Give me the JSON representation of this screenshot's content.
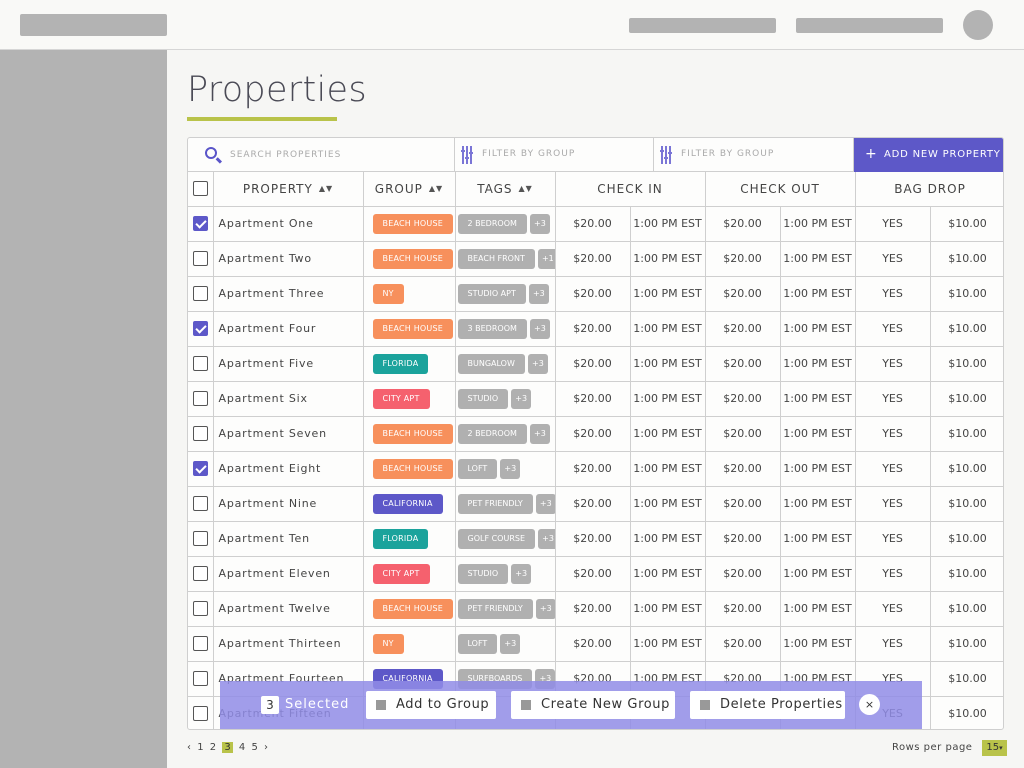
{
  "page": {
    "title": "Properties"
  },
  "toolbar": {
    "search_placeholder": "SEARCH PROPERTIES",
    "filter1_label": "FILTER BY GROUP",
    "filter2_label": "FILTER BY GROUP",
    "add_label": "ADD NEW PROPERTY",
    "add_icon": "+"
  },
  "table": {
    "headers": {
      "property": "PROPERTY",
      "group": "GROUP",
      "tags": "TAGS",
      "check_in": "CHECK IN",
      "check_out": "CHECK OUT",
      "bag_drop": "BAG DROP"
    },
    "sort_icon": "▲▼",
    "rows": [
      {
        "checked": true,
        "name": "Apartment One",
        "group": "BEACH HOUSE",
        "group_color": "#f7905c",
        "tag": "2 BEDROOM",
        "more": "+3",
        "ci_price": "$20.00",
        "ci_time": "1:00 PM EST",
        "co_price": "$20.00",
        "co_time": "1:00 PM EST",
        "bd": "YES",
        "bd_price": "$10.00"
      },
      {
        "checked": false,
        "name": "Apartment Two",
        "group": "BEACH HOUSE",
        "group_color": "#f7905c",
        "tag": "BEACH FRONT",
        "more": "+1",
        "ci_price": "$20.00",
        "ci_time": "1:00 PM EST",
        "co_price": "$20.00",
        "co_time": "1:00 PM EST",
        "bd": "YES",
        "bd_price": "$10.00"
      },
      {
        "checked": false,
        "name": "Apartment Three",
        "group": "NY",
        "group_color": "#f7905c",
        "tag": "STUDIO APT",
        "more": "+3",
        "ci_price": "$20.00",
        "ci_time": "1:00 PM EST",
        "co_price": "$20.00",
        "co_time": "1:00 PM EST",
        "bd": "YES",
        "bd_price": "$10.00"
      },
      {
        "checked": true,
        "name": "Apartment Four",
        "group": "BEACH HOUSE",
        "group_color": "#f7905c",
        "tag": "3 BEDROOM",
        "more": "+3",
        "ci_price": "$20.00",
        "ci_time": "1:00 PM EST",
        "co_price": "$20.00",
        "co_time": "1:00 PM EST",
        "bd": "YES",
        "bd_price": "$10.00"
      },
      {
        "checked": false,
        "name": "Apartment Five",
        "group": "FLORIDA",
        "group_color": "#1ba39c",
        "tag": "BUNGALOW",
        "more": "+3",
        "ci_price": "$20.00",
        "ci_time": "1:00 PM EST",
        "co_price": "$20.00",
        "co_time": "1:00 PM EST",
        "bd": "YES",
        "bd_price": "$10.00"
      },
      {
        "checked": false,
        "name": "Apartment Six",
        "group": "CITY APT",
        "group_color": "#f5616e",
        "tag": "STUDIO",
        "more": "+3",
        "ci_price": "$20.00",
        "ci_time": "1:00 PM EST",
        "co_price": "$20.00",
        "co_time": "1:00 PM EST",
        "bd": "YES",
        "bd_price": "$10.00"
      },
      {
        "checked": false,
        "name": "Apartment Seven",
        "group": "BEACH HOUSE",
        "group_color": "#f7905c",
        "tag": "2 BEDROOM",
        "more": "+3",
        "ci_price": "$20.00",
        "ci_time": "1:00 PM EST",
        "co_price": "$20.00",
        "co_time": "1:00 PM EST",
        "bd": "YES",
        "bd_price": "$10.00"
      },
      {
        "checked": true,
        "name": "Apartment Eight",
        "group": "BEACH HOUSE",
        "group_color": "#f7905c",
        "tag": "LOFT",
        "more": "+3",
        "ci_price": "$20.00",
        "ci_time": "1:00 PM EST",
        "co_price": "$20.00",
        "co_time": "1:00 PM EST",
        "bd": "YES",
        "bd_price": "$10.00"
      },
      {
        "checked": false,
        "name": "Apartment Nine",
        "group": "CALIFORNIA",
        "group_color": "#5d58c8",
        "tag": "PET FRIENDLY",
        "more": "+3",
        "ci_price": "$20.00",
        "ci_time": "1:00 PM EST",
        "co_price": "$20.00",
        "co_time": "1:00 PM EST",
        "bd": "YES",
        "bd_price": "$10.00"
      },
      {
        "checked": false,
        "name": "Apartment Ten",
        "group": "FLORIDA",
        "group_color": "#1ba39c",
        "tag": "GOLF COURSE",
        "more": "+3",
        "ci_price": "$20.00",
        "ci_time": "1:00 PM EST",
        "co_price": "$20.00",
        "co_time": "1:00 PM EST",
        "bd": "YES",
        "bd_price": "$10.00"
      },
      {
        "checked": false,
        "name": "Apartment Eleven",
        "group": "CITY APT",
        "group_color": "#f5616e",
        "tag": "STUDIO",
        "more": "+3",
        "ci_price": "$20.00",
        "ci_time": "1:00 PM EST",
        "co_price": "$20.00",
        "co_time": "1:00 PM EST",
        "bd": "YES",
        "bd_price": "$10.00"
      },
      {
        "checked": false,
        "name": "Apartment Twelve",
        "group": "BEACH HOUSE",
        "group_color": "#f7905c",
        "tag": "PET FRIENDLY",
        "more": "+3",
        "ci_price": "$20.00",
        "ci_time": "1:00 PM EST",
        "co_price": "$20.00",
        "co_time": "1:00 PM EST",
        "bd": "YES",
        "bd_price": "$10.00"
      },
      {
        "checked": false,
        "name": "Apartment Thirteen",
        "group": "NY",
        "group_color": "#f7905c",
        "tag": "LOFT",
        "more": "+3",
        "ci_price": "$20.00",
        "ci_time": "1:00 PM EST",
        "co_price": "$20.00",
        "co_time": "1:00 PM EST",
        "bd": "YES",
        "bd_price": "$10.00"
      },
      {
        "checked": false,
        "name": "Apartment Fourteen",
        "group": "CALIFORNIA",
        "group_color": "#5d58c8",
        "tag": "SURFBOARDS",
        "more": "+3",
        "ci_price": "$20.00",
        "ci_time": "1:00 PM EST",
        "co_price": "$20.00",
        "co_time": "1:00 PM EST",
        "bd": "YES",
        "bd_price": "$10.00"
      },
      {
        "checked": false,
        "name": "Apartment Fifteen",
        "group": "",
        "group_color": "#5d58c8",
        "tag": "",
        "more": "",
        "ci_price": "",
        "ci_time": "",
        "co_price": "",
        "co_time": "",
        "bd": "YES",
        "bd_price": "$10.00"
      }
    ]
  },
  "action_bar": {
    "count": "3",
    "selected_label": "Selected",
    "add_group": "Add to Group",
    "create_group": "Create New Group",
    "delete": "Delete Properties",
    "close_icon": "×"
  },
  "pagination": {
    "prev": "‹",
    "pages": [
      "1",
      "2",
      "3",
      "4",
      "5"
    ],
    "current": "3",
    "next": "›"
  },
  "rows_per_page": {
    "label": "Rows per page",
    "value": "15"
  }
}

--

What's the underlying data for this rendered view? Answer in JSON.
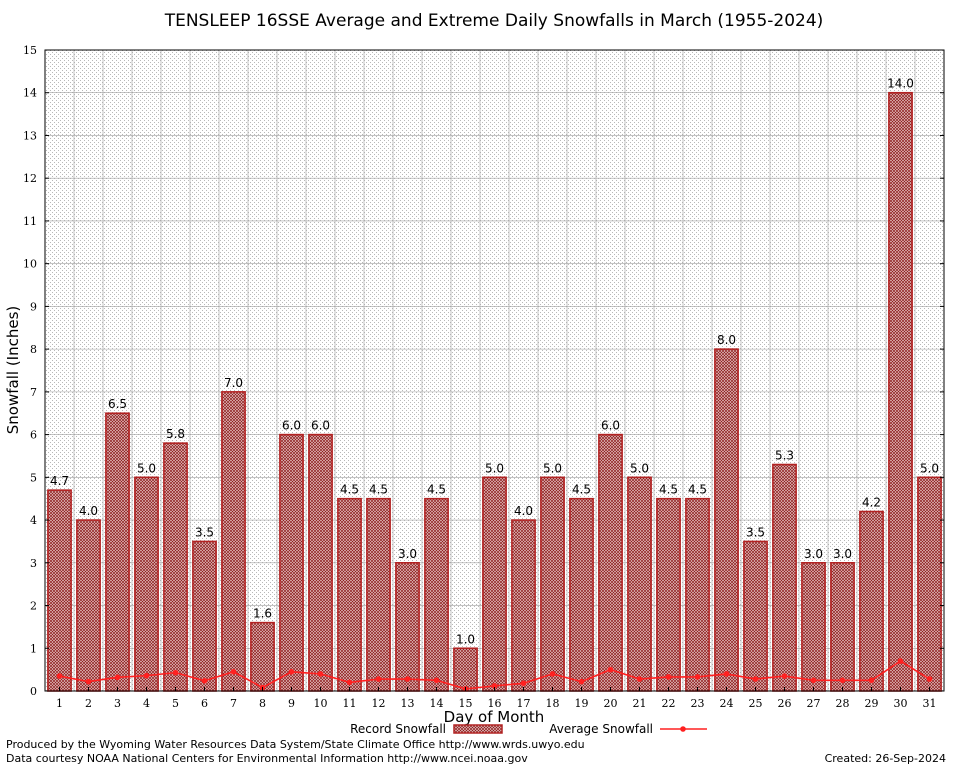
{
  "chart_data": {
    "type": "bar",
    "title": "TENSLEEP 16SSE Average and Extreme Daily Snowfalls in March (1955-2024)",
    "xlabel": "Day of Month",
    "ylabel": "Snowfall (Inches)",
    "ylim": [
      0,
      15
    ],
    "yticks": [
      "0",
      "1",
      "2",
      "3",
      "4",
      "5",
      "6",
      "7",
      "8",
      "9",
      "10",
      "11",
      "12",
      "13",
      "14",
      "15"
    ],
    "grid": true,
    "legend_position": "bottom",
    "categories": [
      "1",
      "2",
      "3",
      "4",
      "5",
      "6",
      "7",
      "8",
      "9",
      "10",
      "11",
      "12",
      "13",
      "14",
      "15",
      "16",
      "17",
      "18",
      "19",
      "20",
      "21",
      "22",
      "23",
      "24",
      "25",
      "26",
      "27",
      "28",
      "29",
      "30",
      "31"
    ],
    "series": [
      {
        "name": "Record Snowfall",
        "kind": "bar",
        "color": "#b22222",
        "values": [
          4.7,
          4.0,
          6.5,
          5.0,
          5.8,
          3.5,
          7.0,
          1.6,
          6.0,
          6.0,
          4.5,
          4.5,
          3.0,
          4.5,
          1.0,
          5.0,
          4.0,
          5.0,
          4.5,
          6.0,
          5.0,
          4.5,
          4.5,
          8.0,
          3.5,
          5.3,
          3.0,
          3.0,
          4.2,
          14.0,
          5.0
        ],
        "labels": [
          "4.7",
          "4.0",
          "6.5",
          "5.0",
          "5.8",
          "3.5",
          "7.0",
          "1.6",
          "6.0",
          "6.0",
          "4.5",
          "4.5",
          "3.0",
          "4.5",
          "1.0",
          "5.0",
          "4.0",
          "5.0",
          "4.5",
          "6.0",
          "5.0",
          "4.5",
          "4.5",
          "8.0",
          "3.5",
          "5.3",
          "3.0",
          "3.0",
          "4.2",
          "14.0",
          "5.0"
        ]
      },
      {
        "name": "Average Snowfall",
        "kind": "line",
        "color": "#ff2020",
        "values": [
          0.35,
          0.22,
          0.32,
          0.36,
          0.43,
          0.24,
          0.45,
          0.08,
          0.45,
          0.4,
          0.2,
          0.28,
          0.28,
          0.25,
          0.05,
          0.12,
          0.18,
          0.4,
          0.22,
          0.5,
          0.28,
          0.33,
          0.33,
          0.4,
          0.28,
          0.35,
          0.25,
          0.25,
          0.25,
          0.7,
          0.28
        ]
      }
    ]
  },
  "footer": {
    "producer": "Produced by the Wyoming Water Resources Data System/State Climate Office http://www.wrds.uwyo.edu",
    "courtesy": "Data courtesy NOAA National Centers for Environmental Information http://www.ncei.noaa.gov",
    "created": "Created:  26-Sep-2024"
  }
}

Problem statement
Output nothing but the number of lines in the data containing the string "JSON".

Finished task
2